**Instructions for the task**
Update the entries below so that every instance of "bullet-icon" reads "dot-icon", leaving everything else unchanged.
:: Data for this exercise
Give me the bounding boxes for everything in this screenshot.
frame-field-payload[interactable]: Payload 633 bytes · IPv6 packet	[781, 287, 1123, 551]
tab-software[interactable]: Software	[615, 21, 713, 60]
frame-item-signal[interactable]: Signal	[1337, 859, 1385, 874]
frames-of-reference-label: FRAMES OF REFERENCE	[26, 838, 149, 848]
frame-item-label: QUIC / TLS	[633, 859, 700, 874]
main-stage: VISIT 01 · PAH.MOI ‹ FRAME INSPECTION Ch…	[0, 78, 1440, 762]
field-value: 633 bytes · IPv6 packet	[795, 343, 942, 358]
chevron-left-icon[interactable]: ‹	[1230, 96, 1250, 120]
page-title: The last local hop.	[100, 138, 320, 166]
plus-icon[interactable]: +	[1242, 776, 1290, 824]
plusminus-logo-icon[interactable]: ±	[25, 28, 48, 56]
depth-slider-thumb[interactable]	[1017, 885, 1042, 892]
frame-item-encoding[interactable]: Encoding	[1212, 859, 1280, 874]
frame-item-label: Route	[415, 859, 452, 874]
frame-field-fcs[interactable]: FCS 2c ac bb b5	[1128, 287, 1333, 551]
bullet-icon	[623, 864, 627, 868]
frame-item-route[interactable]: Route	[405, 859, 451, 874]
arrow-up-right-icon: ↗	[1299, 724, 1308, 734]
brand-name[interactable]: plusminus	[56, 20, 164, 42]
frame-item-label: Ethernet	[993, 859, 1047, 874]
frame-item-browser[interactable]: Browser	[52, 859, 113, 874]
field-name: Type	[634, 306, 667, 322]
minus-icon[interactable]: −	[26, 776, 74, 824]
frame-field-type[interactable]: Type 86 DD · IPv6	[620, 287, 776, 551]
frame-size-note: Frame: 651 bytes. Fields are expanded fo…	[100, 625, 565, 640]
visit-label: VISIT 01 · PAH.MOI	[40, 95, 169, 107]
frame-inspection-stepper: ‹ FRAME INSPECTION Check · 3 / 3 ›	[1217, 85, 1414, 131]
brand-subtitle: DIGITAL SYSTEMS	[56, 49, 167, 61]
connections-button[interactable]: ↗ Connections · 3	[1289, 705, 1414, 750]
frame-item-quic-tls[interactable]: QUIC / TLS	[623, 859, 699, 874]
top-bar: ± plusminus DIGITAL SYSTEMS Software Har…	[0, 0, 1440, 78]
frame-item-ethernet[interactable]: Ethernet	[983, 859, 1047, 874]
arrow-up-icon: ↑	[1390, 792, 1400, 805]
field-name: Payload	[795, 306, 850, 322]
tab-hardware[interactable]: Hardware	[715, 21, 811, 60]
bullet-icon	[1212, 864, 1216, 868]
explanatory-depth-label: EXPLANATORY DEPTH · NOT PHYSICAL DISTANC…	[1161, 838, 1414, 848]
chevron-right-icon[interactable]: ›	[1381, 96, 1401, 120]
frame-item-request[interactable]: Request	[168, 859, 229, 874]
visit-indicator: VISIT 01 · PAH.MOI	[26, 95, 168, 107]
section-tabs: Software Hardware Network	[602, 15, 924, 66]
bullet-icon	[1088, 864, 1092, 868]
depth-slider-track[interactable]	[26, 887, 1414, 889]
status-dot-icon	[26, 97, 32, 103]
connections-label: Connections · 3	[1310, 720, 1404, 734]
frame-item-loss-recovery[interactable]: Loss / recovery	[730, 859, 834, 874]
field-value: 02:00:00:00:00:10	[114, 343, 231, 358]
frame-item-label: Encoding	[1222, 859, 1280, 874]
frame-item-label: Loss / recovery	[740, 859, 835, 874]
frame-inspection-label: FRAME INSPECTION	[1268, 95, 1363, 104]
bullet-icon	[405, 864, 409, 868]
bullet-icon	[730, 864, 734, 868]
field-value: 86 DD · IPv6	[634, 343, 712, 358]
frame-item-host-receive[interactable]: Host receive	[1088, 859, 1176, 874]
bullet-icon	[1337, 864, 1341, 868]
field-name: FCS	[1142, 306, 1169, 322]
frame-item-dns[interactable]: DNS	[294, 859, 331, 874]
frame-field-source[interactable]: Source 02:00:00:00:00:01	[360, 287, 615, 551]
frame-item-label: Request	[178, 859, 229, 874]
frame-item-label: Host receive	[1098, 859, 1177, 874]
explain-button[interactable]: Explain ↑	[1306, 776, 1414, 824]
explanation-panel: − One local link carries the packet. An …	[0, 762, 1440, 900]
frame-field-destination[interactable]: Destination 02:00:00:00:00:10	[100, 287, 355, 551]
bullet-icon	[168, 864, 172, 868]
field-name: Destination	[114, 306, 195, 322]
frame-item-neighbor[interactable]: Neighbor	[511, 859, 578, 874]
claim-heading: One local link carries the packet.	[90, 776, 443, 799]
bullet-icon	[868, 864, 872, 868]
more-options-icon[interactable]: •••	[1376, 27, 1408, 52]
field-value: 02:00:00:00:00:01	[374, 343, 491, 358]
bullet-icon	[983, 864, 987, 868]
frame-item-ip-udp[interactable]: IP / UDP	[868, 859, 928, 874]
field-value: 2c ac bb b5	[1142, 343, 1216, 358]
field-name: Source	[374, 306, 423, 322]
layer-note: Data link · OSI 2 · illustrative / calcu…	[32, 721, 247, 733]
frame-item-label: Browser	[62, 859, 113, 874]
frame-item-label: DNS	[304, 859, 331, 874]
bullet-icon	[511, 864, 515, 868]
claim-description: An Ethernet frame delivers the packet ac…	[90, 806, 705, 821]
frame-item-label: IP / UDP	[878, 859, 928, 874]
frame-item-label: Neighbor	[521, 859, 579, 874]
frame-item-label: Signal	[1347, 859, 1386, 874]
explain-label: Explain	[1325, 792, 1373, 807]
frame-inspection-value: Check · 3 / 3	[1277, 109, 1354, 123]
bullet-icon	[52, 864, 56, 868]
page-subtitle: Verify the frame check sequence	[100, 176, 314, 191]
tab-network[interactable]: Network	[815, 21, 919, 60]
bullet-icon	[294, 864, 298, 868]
::::
**Result of the exercise**
Give me the bounding boxes for everything in this screenshot.
frame-field-payload[interactable]: Payload 633 bytes · IPv6 packet	[781, 287, 1123, 551]
tab-software[interactable]: Software	[615, 21, 713, 60]
frame-item-signal[interactable]: Signal	[1337, 859, 1385, 874]
frames-of-reference-label: FRAMES OF REFERENCE	[26, 838, 149, 848]
frame-item-label: QUIC / TLS	[633, 859, 700, 874]
main-stage: VISIT 01 · PAH.MOI ‹ FRAME INSPECTION Ch…	[0, 78, 1440, 762]
field-value: 633 bytes · IPv6 packet	[795, 343, 942, 358]
chevron-left-icon[interactable]: ‹	[1230, 96, 1250, 120]
page-title: The last local hop.	[100, 138, 320, 166]
plus-icon[interactable]: +	[1242, 776, 1290, 824]
plusminus-logo-icon[interactable]: ±	[25, 28, 48, 56]
depth-slider-thumb[interactable]	[1017, 885, 1042, 892]
frame-item-encoding[interactable]: Encoding	[1212, 859, 1280, 874]
frame-item-label: Route	[415, 859, 452, 874]
frame-field-fcs[interactable]: FCS 2c ac bb b5	[1128, 287, 1333, 551]
dot-icon	[623, 864, 627, 868]
frame-item-route[interactable]: Route	[405, 859, 451, 874]
arrow-up-right-icon: ↗	[1299, 724, 1308, 734]
brand-name[interactable]: plusminus	[56, 20, 164, 42]
frame-item-label: Ethernet	[993, 859, 1047, 874]
frame-item-browser[interactable]: Browser	[52, 859, 113, 874]
field-name: Type	[634, 306, 667, 322]
minus-icon[interactable]: −	[26, 776, 74, 824]
frame-field-type[interactable]: Type 86 DD · IPv6	[620, 287, 776, 551]
frame-size-note: Frame: 651 bytes. Fields are expanded fo…	[100, 625, 565, 640]
visit-label: VISIT 01 · PAH.MOI	[40, 95, 169, 107]
frame-inspection-stepper: ‹ FRAME INSPECTION Check · 3 / 3 ›	[1217, 85, 1414, 131]
brand-subtitle: DIGITAL SYSTEMS	[56, 49, 167, 61]
connections-button[interactable]: ↗ Connections · 3	[1289, 705, 1414, 750]
frame-item-quic-tls[interactable]: QUIC / TLS	[623, 859, 699, 874]
top-bar: ± plusminus DIGITAL SYSTEMS Software Har…	[0, 0, 1440, 78]
frame-item-ethernet[interactable]: Ethernet	[983, 859, 1047, 874]
arrow-up-icon: ↑	[1390, 792, 1400, 805]
field-name: Payload	[795, 306, 850, 322]
tab-hardware[interactable]: Hardware	[715, 21, 811, 60]
dot-icon	[1212, 864, 1216, 868]
explanatory-depth-label: EXPLANATORY DEPTH · NOT PHYSICAL DISTANC…	[1161, 838, 1414, 848]
chevron-right-icon[interactable]: ›	[1381, 96, 1401, 120]
frame-item-request[interactable]: Request	[168, 859, 229, 874]
visit-indicator: VISIT 01 · PAH.MOI	[26, 95, 168, 107]
section-tabs: Software Hardware Network	[602, 15, 924, 66]
dot-icon	[1088, 864, 1092, 868]
depth-slider-track[interactable]	[26, 887, 1414, 889]
status-dot-icon	[26, 97, 32, 103]
connections-label: Connections · 3	[1310, 720, 1404, 734]
frame-item-loss-recovery[interactable]: Loss / recovery	[730, 859, 834, 874]
field-value: 02:00:00:00:00:10	[114, 343, 231, 358]
frame-item-label: Encoding	[1222, 859, 1280, 874]
frame-item-label: Loss / recovery	[740, 859, 835, 874]
frame-inspection-label: FRAME INSPECTION	[1268, 95, 1363, 104]
dot-icon	[405, 864, 409, 868]
dot-icon	[730, 864, 734, 868]
field-value: 86 DD · IPv6	[634, 343, 712, 358]
frame-item-host-receive[interactable]: Host receive	[1088, 859, 1176, 874]
dot-icon	[1337, 864, 1341, 868]
field-name: FCS	[1142, 306, 1169, 322]
frame-item-dns[interactable]: DNS	[294, 859, 331, 874]
frame-field-source[interactable]: Source 02:00:00:00:00:01	[360, 287, 615, 551]
frame-item-label: Request	[178, 859, 229, 874]
frame-item-label: Host receive	[1098, 859, 1177, 874]
explain-button[interactable]: Explain ↑	[1306, 776, 1414, 824]
explanation-panel: − One local link carries the packet. An …	[0, 762, 1440, 900]
frame-field-destination[interactable]: Destination 02:00:00:00:00:10	[100, 287, 355, 551]
dot-icon	[168, 864, 172, 868]
field-name: Destination	[114, 306, 195, 322]
frame-item-neighbor[interactable]: Neighbor	[511, 859, 578, 874]
claim-heading: One local link carries the packet.	[90, 776, 443, 799]
dot-icon	[868, 864, 872, 868]
more-options-icon[interactable]: •••	[1376, 27, 1408, 52]
field-value: 02:00:00:00:00:01	[374, 343, 491, 358]
dot-icon	[983, 864, 987, 868]
frame-item-ip-udp[interactable]: IP / UDP	[868, 859, 928, 874]
field-value: 2c ac bb b5	[1142, 343, 1216, 358]
field-name: Source	[374, 306, 423, 322]
layer-note: Data link · OSI 2 · illustrative / calcu…	[32, 721, 247, 733]
frame-item-label: Browser	[62, 859, 113, 874]
frame-item-label: DNS	[304, 859, 331, 874]
dot-icon	[511, 864, 515, 868]
claim-description: An Ethernet frame delivers the packet ac…	[90, 806, 705, 821]
frame-item-label: IP / UDP	[878, 859, 928, 874]
frame-item-label: Neighbor	[521, 859, 579, 874]
frame-item-label: Signal	[1347, 859, 1386, 874]
explain-label: Explain	[1325, 792, 1373, 807]
frame-inspection-value: Check · 3 / 3	[1277, 109, 1354, 123]
dot-icon	[52, 864, 56, 868]
page-subtitle: Verify the frame check sequence	[100, 176, 314, 191]
tab-network[interactable]: Network	[815, 21, 919, 60]
dot-icon	[294, 864, 298, 868]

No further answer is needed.